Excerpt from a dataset
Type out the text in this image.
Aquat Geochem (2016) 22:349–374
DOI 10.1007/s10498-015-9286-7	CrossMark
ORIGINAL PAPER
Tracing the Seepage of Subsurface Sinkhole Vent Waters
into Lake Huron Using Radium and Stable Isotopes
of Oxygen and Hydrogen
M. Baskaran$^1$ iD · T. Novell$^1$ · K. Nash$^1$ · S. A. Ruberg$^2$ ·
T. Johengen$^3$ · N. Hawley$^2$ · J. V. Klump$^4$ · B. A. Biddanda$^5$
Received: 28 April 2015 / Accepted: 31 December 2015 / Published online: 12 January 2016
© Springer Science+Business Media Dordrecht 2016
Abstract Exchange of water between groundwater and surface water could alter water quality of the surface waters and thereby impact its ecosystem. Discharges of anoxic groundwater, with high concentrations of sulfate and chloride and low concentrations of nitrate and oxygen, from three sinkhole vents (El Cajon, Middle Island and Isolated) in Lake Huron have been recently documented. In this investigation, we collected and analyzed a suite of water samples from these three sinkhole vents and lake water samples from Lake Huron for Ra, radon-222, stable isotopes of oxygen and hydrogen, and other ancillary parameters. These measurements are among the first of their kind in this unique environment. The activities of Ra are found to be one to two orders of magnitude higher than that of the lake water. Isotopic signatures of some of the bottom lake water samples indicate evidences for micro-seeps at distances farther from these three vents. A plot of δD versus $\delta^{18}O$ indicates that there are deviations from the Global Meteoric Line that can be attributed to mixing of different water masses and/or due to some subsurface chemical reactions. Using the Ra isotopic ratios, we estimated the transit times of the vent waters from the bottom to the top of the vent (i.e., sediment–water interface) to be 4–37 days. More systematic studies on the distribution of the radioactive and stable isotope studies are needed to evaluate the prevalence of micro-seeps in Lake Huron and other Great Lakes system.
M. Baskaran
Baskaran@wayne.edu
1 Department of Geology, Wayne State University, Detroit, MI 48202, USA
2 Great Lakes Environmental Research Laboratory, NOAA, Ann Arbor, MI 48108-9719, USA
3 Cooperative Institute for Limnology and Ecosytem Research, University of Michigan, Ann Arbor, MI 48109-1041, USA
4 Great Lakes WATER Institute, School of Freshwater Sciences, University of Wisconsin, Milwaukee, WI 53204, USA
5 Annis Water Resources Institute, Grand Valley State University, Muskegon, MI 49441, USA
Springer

### [What you have to do]
Retype every entry above, word for word.

### [Result of the exercise]
Type out the text in this image.
Aquat Geochem (2016) 22:349–374
DOI 10.1007/s10498-015-9286-7	CrossMark
ORIGINAL PAPER
Tracing the Seepage of Subsurface Sinkhole Vent Waters
into Lake Huron Using Radium and Stable Isotopes
of Oxygen and Hydrogen
M. Baskaran$^1$ iD · T. Novell$^1$ · K. Nash$^1$ · S. A. Ruberg$^2$ ·
T. Johengen$^3$ · N. Hawley$^2$ · J. V. Klump$^4$ · B. A. Biddanda$^5$
Received: 28 April 2015 / Accepted: 31 December 2015 / Published online: 12 January 2016
© Springer Science+Business Media Dordrecht 2016
Abstract Exchange of water between groundwater and surface water could alter water quality of the surface waters and thereby impact its ecosystem. Discharges of anoxic groundwater, with high concentrations of sulfate and chloride and low concentrations of nitrate and oxygen, from three sinkhole vents (El Cajon, Middle Island and Isolated) in Lake Huron have been recently documented. In this investigation, we collected and analyzed a suite of water samples from these three sinkhole vents and lake water samples from Lake Huron for Ra, radon-222, stable isotopes of oxygen and hydrogen, and other ancillary parameters. These measurements are among the first of their kind in this unique environment. The activities of Ra are found to be one to two orders of magnitude higher than that of the lake water. Isotopic signatures of some of the bottom lake water samples indicate evidences for micro-seeps at distances farther from these three vents. A plot of δD versus $\delta^{18}O$ indicates that there are deviations from the Global Meteoric Line that can be attributed to mixing of different water masses and/or due to some subsurface chemical reactions. Using the Ra isotopic ratios, we estimated the transit times of the vent waters from the bottom to the top of the vent (i.e., sediment–water interface) to be 4–37 days. More systematic studies on the distribution of the radioactive and stable isotope studies are needed to evaluate the prevalence of micro-seeps in Lake Huron and other Great Lakes system.
M. Baskaran
Baskaran@wayne.edu
1 Department of Geology, Wayne State University, Detroit, MI 48202, USA
2 Great Lakes Environmental Research Laboratory, NOAA, Ann Arbor, MI 48108-9719, USA
3 Cooperative Institute for Limnology and Ecosytem Research, University of Michigan, Ann Arbor, MI 48109-1041, USA
4 Great Lakes WATER Institute, School of Freshwater Sciences, University of Wisconsin, Milwaukee, WI 53204, USA
5 Annis Water Resources Institute, Grand Valley State University, Muskegon, MI 49441, USA
Springer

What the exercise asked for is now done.